■ Required work
Find every line below that contains the word "desempeño" and copy it out.

(Dataset excerpt)
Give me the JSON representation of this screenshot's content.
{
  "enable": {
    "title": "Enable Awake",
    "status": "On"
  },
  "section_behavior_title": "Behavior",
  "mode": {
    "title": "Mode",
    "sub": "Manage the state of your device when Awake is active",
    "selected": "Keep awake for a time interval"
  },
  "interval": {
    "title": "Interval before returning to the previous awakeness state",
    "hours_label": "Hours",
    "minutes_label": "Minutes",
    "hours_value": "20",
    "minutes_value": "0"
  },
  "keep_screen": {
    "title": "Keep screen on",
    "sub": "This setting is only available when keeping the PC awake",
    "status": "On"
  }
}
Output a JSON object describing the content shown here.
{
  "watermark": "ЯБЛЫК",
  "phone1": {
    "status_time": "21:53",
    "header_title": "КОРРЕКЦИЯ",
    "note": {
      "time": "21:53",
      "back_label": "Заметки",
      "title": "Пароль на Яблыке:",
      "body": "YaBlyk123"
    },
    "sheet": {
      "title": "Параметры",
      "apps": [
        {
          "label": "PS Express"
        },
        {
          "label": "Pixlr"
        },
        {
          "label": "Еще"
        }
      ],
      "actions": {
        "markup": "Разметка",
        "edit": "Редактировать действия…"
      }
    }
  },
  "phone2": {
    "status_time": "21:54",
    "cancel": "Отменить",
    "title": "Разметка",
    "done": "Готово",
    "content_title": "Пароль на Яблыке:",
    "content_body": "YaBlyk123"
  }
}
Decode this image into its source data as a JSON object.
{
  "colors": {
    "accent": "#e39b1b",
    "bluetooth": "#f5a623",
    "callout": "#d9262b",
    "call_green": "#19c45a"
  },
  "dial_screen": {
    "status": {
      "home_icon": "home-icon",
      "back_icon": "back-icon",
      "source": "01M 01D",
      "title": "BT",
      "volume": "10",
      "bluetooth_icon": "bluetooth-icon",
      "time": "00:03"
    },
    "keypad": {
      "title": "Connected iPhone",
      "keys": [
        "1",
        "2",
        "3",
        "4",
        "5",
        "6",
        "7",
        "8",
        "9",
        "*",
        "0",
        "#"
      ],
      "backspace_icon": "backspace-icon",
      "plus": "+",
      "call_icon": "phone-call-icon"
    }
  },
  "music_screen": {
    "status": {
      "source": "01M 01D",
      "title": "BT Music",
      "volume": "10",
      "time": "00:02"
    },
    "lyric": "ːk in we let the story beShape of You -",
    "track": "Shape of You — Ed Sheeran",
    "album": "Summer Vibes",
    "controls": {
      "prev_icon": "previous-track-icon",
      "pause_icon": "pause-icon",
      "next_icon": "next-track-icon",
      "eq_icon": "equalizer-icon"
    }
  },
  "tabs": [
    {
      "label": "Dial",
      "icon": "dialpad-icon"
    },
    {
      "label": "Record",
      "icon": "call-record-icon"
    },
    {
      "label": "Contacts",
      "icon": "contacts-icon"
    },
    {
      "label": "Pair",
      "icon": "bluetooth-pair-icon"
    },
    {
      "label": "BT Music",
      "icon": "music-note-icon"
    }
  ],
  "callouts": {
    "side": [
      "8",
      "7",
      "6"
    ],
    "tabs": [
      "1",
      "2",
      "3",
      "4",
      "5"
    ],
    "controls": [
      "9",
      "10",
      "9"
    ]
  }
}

* * *

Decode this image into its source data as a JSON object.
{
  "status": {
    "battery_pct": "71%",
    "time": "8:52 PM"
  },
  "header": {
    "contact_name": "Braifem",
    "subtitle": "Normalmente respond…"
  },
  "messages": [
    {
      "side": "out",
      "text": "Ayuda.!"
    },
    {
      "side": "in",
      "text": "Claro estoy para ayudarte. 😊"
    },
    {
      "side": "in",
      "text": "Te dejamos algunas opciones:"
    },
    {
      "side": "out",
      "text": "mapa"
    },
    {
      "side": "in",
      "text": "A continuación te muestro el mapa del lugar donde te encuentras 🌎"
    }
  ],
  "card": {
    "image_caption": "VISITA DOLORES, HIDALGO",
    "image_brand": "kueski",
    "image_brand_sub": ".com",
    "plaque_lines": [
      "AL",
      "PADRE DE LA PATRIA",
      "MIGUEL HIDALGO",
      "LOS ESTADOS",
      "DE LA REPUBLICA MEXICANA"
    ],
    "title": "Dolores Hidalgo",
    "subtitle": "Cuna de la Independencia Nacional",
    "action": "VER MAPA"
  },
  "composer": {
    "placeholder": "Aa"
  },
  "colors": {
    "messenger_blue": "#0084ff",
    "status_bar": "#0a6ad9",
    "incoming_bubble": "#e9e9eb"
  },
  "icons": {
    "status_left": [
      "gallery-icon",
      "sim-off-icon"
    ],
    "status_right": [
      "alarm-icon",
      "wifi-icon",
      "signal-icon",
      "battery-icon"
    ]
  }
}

* * *

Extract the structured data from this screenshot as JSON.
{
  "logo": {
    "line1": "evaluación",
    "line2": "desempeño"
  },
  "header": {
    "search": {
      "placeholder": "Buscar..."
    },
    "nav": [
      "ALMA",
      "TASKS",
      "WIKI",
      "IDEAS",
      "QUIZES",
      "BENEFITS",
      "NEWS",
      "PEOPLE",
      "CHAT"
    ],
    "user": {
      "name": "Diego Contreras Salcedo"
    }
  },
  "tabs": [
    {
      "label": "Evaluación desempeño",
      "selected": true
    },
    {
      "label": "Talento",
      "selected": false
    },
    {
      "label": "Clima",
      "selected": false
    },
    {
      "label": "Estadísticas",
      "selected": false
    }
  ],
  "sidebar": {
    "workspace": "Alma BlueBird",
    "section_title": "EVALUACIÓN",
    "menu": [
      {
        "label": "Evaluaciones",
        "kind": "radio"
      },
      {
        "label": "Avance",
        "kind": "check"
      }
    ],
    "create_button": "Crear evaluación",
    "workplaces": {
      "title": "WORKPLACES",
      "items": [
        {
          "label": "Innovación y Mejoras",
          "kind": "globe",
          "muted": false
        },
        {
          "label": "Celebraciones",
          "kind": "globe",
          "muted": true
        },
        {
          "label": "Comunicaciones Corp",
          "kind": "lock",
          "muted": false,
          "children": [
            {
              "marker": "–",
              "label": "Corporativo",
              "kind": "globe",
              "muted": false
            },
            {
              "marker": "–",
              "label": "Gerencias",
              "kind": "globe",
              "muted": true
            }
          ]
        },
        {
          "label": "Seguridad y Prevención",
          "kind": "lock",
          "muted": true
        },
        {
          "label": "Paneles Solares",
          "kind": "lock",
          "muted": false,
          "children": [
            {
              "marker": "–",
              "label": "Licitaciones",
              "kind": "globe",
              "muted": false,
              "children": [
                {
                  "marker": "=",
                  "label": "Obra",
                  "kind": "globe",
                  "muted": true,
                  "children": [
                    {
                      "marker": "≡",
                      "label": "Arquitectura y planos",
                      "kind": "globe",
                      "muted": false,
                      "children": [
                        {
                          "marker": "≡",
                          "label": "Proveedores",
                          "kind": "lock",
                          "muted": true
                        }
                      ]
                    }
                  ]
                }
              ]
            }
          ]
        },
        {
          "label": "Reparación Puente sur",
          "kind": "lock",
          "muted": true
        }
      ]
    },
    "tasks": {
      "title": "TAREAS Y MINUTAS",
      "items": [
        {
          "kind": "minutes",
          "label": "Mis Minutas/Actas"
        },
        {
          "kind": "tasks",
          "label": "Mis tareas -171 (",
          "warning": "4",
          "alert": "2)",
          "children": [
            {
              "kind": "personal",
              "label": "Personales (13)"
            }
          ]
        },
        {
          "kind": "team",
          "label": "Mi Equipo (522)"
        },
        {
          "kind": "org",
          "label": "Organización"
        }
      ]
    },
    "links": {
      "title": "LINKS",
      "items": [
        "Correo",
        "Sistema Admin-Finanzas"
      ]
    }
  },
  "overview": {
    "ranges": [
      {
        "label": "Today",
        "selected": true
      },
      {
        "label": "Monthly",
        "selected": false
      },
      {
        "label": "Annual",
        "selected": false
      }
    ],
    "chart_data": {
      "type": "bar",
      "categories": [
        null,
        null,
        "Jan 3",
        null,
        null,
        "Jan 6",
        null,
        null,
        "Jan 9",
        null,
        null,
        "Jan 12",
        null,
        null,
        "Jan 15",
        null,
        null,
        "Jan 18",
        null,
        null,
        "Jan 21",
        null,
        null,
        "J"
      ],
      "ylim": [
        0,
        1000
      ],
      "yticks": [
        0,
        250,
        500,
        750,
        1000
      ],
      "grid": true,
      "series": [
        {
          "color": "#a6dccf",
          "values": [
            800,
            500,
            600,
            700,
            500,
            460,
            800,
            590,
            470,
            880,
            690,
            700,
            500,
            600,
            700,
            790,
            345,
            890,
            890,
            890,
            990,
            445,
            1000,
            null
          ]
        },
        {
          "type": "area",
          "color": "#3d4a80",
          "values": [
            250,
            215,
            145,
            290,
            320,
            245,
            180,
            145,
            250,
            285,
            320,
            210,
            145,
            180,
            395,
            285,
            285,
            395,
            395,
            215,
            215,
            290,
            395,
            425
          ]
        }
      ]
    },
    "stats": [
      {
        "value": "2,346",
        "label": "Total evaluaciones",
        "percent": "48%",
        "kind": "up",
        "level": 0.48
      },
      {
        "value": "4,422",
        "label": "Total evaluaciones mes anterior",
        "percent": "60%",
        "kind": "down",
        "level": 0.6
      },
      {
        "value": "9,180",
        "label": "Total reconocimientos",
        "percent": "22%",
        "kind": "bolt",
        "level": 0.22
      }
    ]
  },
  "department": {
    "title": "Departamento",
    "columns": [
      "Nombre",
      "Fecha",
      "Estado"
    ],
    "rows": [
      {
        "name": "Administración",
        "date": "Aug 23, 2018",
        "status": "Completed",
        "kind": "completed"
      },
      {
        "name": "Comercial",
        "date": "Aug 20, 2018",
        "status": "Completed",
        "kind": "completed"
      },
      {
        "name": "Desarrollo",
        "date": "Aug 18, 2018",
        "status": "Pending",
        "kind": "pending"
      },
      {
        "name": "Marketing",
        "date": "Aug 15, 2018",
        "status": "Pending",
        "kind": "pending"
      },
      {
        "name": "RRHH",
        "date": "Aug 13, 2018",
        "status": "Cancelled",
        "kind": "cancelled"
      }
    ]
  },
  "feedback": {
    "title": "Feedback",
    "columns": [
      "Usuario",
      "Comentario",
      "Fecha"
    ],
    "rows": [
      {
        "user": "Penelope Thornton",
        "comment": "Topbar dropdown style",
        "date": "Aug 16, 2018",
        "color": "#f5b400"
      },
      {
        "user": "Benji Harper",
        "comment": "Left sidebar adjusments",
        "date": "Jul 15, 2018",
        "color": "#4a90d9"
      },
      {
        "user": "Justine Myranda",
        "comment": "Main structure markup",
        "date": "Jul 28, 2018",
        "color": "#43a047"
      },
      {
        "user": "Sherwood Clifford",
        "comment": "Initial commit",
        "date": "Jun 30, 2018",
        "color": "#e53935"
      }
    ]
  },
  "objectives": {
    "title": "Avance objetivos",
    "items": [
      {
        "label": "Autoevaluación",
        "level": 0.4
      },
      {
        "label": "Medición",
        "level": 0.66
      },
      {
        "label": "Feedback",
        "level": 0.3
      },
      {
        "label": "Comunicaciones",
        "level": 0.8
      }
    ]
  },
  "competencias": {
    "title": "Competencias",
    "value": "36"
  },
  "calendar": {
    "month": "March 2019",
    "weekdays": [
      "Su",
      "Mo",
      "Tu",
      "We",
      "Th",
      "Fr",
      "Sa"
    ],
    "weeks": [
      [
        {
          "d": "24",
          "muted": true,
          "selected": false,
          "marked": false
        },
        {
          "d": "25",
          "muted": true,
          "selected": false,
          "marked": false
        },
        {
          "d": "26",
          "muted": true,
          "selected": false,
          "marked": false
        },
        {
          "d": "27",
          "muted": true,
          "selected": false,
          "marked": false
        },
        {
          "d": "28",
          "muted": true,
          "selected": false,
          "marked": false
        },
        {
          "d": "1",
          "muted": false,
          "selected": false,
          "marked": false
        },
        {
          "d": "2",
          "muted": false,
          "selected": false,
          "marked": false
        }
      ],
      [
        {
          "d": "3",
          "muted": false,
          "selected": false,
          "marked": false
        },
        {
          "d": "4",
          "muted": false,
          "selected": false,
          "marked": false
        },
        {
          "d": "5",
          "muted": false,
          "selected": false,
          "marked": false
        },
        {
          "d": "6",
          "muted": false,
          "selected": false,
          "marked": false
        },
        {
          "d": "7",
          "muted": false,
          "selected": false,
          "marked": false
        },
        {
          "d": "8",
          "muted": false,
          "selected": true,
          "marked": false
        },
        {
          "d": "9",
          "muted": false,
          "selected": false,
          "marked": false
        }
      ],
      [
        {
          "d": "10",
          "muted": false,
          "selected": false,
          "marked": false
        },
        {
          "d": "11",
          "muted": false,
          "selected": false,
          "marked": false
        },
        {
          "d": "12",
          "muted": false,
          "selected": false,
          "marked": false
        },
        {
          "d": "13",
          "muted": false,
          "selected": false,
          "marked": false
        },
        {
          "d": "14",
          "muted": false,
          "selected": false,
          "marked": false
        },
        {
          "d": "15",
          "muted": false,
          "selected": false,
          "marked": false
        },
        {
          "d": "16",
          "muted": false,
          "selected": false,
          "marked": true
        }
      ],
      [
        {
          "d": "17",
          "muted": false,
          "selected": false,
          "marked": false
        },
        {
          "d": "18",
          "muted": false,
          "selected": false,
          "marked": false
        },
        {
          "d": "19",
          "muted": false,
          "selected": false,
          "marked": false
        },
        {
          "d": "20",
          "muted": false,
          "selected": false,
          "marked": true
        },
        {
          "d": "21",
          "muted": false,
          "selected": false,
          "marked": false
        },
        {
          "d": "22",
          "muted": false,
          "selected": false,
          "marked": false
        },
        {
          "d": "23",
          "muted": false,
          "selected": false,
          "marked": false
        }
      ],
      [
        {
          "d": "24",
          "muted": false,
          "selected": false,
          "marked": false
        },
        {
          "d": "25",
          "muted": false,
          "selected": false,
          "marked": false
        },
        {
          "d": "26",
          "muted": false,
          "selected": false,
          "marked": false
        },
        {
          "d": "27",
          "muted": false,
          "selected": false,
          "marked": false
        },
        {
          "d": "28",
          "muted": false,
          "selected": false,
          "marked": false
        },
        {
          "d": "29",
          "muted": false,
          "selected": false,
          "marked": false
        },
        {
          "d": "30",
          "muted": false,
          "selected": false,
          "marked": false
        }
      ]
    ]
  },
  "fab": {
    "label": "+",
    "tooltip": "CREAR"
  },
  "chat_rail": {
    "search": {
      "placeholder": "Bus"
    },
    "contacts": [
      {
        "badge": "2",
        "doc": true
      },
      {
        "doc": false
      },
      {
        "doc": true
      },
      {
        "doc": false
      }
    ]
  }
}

■ Result of this task
    "line2": "desempeño"
      "label": "Evaluación desempeño",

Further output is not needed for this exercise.